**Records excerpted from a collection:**
——————————
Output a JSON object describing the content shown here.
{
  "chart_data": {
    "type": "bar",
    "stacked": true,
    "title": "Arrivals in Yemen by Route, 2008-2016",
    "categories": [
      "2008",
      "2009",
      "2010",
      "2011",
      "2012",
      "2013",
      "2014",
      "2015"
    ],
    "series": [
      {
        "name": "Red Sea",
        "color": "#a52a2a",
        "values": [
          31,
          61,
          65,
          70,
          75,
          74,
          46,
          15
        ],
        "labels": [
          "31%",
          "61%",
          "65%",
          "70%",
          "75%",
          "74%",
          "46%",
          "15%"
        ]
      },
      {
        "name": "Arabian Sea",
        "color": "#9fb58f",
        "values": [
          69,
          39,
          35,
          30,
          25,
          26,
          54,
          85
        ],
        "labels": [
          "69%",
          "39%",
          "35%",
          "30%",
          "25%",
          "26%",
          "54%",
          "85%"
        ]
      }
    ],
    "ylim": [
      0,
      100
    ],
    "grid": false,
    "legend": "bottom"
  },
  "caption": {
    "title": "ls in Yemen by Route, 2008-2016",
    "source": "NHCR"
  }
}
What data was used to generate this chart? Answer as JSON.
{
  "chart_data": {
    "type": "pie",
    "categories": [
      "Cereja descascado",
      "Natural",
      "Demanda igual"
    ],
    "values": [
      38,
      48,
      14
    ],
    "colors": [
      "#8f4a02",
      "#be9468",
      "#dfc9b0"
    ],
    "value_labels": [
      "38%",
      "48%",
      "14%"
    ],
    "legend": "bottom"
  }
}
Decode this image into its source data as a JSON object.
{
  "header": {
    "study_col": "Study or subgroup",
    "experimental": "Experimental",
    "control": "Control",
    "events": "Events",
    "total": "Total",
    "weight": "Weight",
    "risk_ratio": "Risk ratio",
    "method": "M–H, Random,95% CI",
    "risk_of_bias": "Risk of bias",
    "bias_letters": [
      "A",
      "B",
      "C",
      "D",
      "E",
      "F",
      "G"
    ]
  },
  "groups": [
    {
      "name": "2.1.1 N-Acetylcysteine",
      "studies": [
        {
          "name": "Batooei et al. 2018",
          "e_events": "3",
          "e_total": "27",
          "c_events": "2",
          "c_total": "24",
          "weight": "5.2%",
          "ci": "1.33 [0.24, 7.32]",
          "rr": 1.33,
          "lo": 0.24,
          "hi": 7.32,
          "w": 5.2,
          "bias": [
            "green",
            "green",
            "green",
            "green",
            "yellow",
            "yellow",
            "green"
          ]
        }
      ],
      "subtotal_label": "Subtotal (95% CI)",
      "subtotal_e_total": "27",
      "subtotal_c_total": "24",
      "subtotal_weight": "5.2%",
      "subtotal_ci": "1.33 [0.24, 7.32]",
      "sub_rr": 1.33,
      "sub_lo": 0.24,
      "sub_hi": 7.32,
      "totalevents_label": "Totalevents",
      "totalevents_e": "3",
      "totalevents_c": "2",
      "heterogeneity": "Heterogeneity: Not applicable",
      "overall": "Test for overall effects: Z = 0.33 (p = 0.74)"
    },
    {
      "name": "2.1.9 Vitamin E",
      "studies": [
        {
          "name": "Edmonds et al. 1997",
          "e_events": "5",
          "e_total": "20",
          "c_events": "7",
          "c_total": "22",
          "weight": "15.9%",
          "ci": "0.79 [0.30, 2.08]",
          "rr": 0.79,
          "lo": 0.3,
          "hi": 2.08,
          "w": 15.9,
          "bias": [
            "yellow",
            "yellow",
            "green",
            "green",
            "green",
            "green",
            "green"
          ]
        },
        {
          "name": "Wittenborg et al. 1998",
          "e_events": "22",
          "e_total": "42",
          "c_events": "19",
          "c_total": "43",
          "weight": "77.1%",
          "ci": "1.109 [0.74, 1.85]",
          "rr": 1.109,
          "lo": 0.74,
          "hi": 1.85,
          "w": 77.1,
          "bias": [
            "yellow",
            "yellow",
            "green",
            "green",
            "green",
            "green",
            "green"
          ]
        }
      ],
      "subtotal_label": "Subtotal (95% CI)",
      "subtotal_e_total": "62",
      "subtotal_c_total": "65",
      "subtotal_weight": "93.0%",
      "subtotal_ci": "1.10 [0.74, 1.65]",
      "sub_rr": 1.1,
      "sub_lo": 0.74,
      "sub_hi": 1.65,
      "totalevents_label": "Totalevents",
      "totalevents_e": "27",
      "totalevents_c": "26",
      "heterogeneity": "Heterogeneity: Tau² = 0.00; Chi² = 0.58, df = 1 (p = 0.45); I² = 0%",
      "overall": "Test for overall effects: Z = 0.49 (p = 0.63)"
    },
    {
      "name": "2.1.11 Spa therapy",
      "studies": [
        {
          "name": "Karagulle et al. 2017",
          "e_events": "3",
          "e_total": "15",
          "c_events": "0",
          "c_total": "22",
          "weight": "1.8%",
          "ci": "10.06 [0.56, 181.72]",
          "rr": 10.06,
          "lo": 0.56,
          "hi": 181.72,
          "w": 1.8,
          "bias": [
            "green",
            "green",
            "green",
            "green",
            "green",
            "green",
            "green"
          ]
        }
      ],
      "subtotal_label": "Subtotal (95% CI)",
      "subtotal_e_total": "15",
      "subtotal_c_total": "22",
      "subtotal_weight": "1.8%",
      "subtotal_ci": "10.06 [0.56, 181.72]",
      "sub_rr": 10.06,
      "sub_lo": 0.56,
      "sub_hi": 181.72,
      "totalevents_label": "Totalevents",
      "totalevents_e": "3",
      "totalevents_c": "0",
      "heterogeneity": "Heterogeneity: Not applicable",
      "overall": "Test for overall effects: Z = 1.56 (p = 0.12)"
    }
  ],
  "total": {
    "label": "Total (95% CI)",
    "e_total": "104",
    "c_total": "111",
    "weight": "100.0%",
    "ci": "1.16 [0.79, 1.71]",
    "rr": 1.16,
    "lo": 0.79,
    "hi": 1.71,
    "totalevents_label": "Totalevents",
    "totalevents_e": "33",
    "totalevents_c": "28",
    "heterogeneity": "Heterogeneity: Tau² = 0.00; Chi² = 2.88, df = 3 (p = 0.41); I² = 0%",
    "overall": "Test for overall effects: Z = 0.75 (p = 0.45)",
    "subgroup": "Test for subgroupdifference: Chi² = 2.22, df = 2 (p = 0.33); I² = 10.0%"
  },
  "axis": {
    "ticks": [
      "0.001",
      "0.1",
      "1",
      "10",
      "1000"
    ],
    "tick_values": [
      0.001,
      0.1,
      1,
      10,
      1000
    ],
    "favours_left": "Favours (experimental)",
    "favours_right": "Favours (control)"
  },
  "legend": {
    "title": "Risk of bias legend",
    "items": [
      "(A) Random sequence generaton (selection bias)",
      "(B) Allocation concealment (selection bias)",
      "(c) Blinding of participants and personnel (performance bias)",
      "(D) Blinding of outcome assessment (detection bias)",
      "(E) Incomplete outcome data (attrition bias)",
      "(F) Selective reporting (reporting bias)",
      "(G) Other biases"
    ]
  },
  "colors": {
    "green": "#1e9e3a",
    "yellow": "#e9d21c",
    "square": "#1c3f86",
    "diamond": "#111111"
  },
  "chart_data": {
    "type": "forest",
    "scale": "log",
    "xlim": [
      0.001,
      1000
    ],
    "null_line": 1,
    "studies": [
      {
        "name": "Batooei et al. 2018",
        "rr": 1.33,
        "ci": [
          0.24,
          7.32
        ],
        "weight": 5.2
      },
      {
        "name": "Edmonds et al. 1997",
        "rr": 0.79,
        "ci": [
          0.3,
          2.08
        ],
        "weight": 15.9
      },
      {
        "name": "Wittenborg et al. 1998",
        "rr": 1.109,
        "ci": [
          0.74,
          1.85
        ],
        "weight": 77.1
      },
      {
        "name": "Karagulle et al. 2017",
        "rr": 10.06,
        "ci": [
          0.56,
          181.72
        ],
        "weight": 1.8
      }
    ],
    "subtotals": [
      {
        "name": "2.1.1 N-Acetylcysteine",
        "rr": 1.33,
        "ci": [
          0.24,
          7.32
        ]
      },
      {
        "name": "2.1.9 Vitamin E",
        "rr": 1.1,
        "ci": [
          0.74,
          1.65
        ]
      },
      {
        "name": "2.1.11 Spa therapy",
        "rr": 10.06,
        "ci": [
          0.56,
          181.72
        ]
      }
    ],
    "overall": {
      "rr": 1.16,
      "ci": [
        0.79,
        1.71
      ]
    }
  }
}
——————————
**What you need to do:** Determine how many lines of the material include the string "Wittenborg". Output only that count.

**Task solution:** 2